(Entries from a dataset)
######

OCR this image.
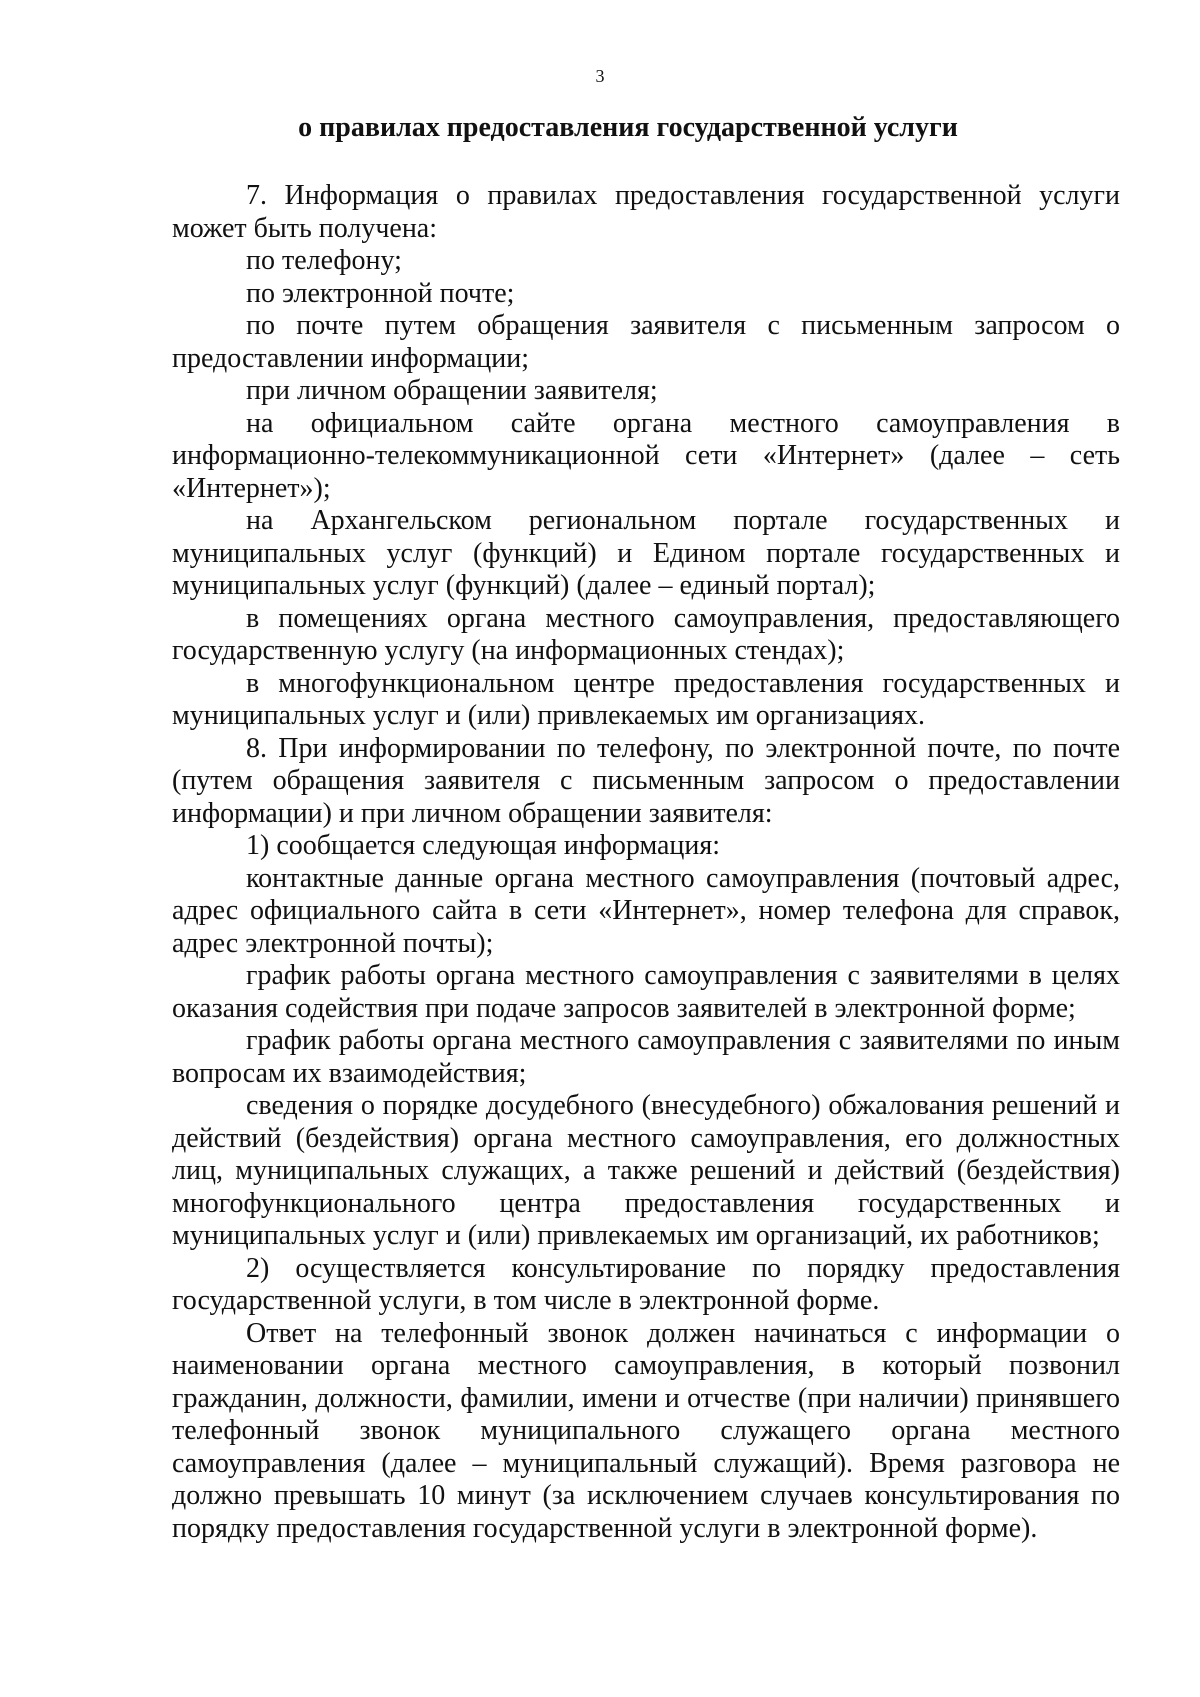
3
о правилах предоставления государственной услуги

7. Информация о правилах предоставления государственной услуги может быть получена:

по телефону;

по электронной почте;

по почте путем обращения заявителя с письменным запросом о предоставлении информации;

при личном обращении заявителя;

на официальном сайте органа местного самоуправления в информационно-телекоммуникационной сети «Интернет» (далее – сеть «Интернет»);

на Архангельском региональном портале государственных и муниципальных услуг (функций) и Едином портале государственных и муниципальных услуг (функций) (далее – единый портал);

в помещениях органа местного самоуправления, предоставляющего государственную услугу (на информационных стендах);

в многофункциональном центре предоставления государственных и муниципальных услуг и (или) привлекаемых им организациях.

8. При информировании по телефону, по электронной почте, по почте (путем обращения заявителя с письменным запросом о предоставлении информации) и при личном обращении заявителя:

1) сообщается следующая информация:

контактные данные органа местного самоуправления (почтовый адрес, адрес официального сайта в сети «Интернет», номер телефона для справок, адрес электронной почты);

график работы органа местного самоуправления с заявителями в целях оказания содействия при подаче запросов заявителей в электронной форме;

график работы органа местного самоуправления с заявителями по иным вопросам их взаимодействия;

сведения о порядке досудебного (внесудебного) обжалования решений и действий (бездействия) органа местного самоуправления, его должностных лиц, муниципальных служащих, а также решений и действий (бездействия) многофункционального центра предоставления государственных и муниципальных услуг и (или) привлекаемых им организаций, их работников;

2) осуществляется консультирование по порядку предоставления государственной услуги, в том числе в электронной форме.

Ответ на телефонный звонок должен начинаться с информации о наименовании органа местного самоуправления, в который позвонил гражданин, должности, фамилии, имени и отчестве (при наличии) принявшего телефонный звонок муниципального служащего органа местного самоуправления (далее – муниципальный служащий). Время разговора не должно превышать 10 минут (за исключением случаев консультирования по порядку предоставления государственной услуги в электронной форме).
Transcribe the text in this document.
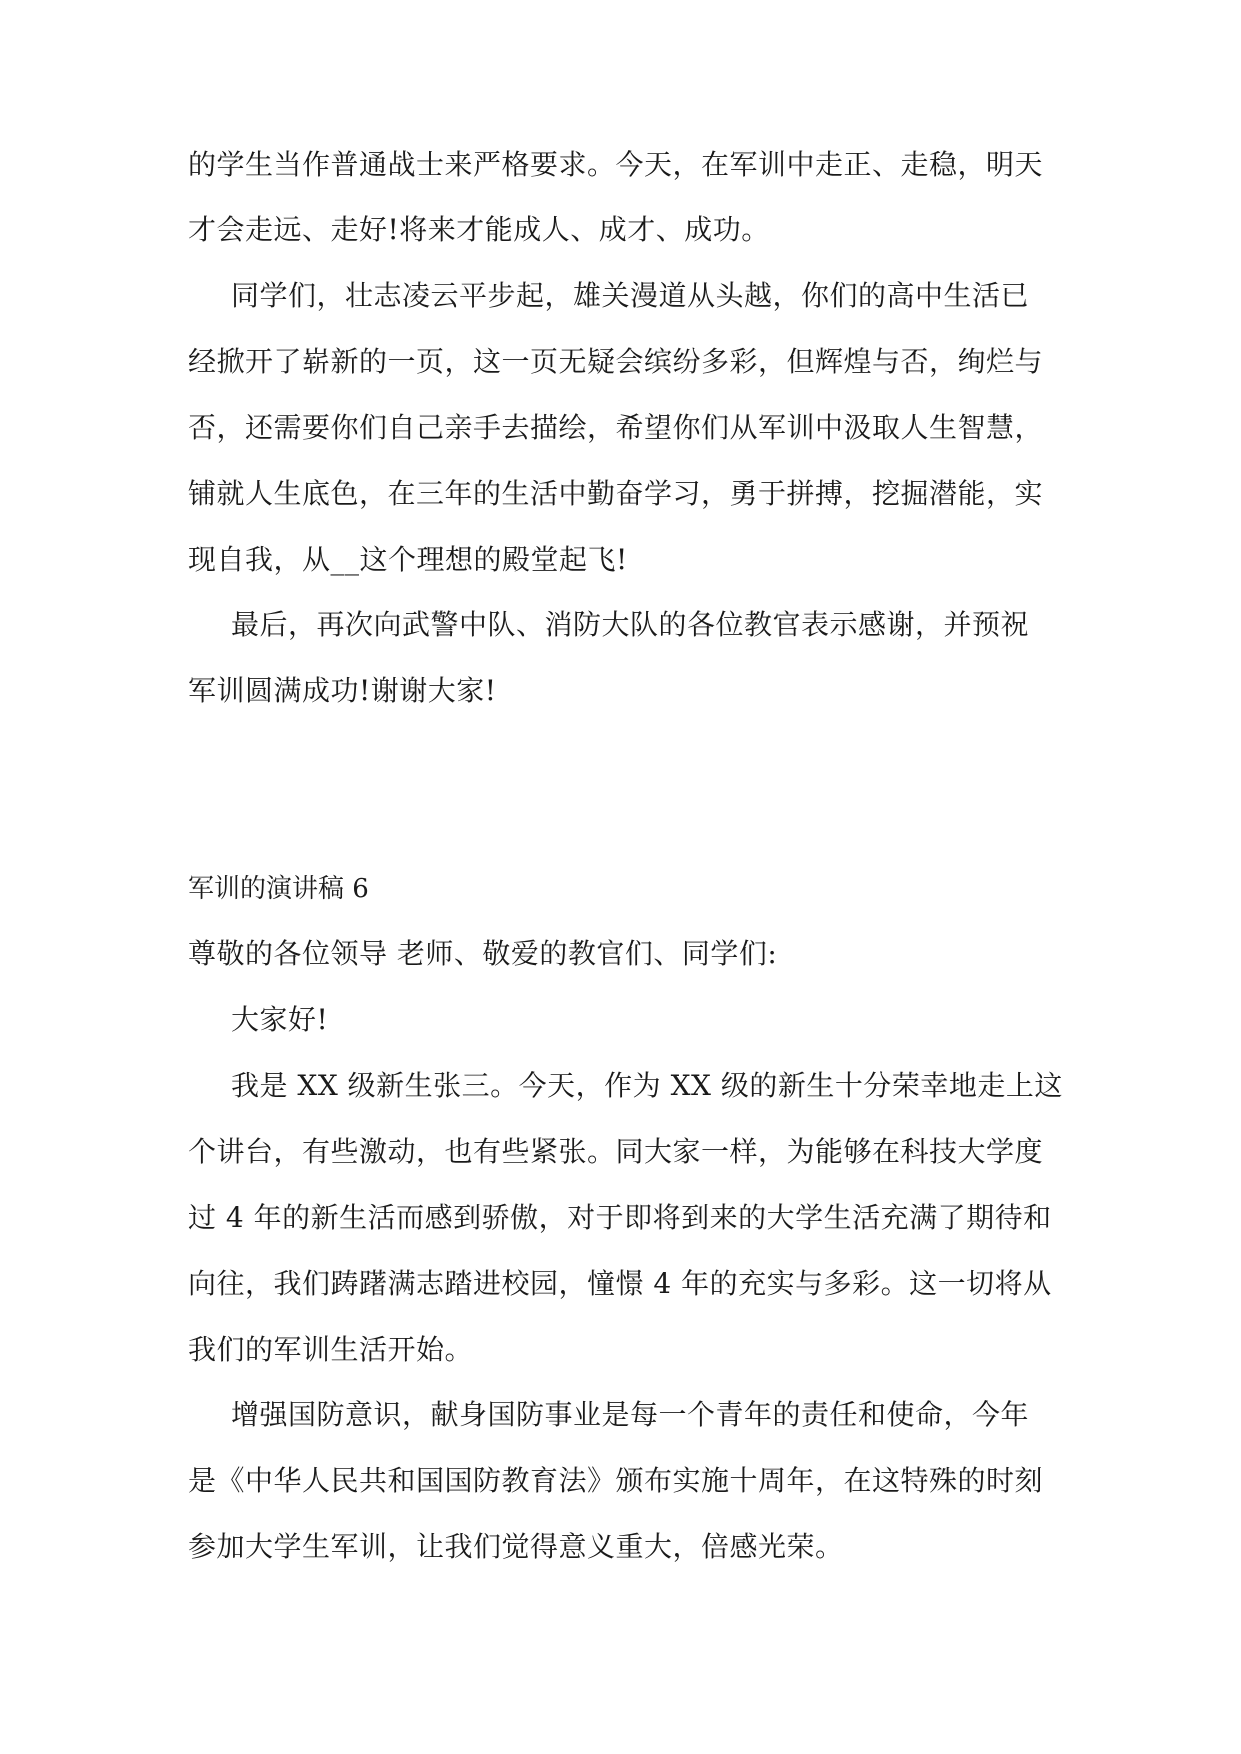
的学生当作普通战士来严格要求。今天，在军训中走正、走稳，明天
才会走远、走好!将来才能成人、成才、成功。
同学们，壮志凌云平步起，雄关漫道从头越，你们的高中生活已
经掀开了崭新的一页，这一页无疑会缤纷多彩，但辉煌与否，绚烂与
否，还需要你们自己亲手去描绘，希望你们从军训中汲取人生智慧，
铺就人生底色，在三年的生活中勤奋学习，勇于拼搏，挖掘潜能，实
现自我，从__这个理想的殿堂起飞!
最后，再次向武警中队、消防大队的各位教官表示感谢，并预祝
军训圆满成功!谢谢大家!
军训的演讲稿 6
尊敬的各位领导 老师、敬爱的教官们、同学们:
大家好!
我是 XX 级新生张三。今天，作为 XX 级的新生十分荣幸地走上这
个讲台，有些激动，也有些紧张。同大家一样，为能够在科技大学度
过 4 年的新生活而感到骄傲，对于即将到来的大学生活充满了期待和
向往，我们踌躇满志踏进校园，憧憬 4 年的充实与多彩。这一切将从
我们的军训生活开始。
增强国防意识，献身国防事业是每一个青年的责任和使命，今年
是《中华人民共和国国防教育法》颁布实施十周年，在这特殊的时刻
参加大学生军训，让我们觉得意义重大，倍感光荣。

######

The exercise
Track down all lines above with the string "запросом" and copy them.

Exercise response
по почте путем обращения заявителя с письменным запросом о предоставлении информации;
8. При информировании по телефону, по электронной почте, по почте (путем обращения заявителя с письменным запросом о предоставлении информации) и при личном обращении заявителя:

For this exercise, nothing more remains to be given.